DATASET ENTRIES |
↓

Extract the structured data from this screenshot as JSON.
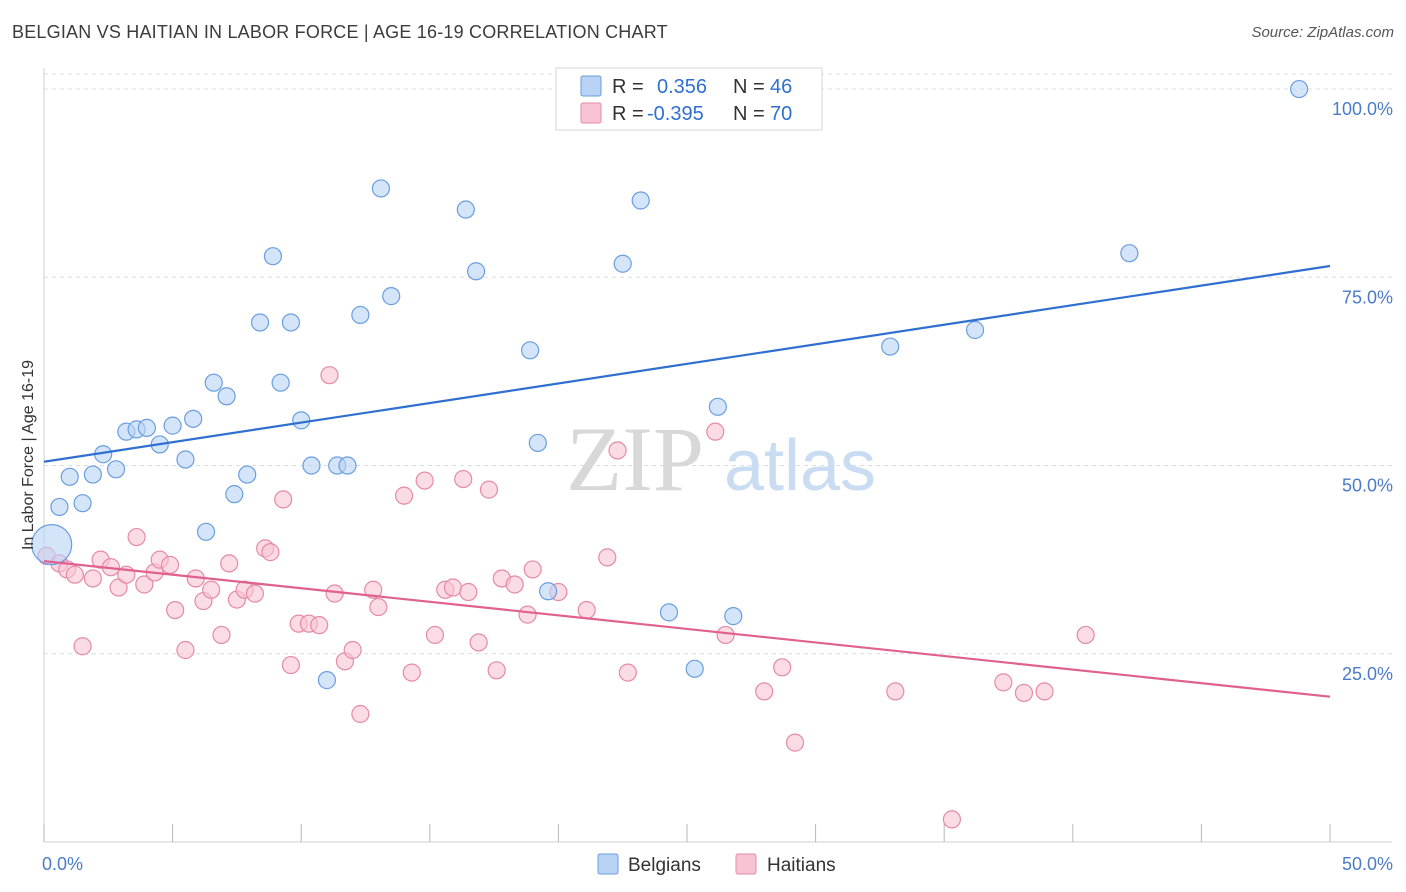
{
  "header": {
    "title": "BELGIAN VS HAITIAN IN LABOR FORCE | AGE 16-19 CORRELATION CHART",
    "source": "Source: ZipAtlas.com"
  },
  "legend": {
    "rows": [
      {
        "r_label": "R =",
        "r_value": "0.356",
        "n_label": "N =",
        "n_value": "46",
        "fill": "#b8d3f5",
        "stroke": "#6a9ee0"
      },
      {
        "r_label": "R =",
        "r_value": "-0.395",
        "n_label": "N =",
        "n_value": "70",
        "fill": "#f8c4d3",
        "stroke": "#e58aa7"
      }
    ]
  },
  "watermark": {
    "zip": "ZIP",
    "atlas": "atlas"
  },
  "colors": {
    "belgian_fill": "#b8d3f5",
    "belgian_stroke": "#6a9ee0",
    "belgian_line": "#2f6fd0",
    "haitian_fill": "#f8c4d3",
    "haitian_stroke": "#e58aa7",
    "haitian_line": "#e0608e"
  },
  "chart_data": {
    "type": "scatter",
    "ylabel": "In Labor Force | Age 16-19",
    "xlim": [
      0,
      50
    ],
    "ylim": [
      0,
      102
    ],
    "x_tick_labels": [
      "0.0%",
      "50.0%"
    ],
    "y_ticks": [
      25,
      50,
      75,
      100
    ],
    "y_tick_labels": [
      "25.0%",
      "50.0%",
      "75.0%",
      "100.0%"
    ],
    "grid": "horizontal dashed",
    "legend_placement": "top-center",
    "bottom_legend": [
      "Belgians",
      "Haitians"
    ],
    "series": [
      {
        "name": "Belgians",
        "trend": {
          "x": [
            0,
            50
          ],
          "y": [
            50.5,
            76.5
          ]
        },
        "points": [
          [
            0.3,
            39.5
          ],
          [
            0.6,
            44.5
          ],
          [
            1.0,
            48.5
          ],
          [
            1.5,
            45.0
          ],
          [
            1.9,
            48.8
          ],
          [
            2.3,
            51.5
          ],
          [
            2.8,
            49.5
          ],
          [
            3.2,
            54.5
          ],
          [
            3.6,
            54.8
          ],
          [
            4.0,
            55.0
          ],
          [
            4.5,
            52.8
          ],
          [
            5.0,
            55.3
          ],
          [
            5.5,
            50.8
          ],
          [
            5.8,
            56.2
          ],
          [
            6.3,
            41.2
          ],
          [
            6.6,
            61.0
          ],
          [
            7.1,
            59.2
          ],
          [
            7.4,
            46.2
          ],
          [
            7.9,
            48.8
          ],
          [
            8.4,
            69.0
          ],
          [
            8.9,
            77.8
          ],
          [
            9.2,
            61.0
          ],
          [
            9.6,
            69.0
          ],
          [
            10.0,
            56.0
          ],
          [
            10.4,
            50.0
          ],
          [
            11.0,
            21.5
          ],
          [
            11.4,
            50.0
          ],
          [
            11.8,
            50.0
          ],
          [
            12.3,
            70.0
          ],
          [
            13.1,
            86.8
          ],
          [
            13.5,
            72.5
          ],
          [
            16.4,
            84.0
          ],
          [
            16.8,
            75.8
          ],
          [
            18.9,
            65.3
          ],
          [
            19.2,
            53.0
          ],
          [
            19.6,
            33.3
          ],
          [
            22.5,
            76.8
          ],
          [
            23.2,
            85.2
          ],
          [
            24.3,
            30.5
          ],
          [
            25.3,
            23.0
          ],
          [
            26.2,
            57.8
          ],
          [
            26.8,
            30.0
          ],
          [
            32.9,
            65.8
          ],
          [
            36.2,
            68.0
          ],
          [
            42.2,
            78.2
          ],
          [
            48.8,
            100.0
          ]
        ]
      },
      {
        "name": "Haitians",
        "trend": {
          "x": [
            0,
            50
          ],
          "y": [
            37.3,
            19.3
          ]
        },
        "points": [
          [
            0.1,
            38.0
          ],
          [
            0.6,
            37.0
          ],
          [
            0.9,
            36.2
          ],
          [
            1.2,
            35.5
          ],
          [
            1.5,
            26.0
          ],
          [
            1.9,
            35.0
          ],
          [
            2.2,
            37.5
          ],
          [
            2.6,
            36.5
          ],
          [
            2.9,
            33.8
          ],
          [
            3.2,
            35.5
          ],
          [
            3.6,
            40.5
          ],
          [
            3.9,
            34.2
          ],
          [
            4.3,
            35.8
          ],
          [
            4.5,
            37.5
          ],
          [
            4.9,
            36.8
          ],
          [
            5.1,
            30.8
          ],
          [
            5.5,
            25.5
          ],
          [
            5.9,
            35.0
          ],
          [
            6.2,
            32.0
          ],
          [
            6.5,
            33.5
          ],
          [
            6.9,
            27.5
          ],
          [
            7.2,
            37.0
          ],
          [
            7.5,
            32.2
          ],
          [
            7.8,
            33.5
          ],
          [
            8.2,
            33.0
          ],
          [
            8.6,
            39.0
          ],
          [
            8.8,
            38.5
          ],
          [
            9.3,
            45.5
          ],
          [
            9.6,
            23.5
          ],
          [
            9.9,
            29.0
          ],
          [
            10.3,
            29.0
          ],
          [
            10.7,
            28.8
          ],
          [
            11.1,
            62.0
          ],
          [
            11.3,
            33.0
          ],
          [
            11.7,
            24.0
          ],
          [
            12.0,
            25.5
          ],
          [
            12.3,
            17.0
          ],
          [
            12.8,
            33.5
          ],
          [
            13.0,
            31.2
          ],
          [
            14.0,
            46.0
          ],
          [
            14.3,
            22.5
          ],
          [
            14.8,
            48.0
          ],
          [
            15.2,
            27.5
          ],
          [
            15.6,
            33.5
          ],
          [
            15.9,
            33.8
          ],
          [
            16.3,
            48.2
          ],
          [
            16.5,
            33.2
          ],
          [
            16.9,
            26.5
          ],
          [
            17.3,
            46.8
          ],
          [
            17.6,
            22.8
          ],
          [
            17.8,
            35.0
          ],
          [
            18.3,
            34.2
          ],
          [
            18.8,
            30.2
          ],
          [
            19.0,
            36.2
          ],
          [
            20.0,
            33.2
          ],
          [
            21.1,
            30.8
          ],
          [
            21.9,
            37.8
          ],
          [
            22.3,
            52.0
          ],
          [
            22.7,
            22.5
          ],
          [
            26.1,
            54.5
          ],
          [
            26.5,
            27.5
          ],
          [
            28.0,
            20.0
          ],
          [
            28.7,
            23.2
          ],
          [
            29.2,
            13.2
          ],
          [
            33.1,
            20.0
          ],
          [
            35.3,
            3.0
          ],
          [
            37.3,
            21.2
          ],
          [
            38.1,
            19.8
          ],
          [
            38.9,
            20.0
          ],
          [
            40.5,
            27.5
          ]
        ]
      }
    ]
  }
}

↑
↓

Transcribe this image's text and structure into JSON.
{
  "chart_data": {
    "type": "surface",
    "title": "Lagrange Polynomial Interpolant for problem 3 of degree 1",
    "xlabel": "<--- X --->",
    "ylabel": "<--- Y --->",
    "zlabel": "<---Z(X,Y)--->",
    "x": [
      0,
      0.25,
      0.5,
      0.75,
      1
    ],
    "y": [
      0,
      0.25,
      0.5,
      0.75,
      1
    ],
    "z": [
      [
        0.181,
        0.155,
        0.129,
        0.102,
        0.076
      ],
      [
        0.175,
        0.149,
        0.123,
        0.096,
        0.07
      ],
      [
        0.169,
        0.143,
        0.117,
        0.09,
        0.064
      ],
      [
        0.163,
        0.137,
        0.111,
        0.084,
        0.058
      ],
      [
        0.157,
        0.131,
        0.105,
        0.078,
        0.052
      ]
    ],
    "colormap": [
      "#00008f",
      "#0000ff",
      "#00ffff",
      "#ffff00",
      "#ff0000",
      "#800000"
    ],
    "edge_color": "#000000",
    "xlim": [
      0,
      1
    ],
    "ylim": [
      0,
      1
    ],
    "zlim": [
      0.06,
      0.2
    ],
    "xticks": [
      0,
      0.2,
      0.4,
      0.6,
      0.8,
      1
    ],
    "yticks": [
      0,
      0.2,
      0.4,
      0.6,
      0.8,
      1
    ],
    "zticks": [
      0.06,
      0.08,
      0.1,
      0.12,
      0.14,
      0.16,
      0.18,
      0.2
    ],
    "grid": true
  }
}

↑
↓

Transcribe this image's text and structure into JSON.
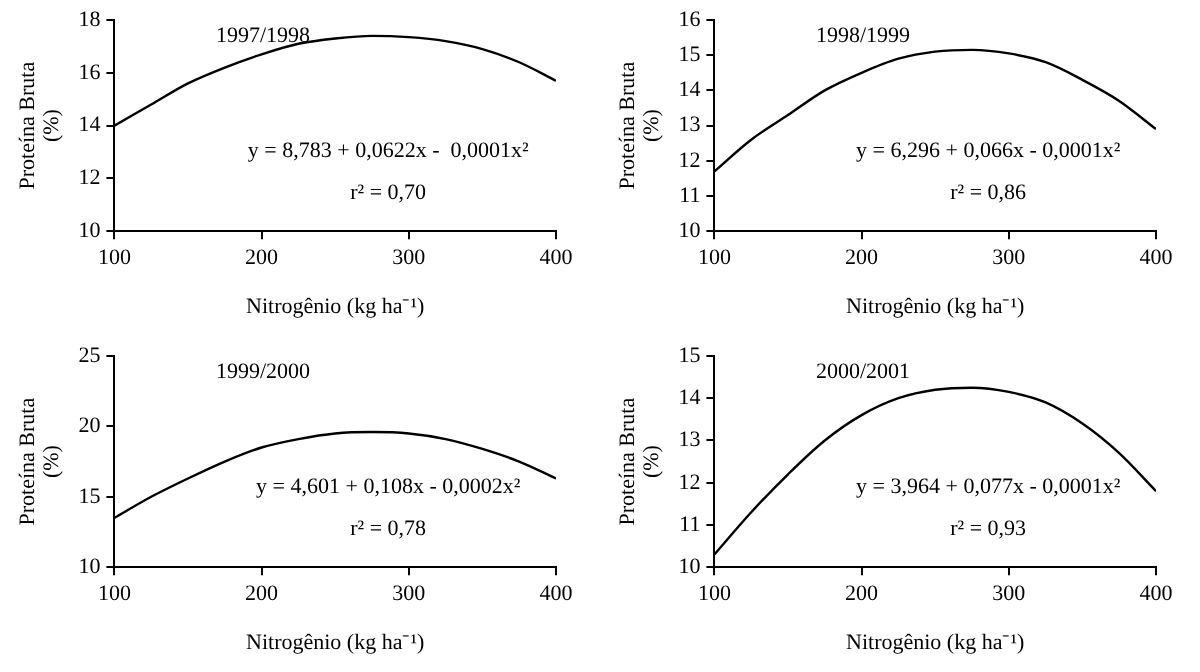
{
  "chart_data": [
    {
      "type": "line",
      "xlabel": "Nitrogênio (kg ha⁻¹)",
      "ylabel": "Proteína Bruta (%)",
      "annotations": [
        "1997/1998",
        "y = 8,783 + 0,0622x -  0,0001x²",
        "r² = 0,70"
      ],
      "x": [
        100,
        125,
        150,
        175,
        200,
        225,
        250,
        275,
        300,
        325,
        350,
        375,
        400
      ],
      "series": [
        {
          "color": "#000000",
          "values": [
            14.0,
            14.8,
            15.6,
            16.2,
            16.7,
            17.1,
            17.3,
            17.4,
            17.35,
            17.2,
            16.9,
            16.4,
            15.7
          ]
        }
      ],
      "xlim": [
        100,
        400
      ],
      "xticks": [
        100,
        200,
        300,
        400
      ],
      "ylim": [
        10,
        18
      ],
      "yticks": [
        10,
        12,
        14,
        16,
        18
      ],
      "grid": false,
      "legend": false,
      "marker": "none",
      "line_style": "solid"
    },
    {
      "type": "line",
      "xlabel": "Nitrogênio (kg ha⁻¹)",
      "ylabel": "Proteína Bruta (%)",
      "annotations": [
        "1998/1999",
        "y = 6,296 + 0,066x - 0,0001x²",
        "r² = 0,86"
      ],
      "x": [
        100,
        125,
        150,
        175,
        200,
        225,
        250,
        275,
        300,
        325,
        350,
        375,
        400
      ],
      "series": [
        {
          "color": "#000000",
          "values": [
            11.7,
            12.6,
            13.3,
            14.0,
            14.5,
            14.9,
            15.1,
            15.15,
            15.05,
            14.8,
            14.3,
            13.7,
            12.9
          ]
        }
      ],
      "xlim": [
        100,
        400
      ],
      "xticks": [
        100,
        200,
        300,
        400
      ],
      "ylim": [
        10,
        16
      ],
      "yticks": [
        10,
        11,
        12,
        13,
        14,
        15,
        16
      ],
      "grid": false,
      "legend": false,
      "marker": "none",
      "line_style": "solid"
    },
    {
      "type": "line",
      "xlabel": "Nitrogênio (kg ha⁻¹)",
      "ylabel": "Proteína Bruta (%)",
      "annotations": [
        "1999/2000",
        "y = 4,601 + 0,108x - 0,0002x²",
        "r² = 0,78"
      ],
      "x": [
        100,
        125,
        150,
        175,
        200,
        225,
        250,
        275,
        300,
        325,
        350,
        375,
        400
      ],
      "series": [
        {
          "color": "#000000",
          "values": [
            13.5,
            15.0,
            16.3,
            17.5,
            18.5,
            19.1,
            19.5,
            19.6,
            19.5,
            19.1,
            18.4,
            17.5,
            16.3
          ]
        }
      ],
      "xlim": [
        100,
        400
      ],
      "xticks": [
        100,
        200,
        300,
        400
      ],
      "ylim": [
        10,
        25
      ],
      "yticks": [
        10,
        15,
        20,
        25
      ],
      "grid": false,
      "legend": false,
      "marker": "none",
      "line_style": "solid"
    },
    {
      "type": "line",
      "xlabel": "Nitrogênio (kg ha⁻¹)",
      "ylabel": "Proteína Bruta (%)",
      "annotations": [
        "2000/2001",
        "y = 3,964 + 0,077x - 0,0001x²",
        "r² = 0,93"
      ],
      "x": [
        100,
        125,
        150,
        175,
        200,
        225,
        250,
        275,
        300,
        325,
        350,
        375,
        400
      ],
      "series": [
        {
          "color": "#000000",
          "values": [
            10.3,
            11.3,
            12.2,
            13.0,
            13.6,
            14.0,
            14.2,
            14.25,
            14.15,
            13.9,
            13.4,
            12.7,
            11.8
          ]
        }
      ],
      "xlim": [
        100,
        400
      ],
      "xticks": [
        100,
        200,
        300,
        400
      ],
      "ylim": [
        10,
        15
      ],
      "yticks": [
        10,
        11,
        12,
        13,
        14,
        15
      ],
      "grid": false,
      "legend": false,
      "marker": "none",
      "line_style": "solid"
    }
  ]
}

↑

SET PROBLEM |
Select all lines in the listing that include the word "title".

TASK SOLUTION |
    "title": "BELGIAN VS HAITIAN IN LABOR FORCE | AGE 16-19 CORRELATION CHART",
    "title": "Lagrange Polynomial Interpolant for problem 3 of degree 1",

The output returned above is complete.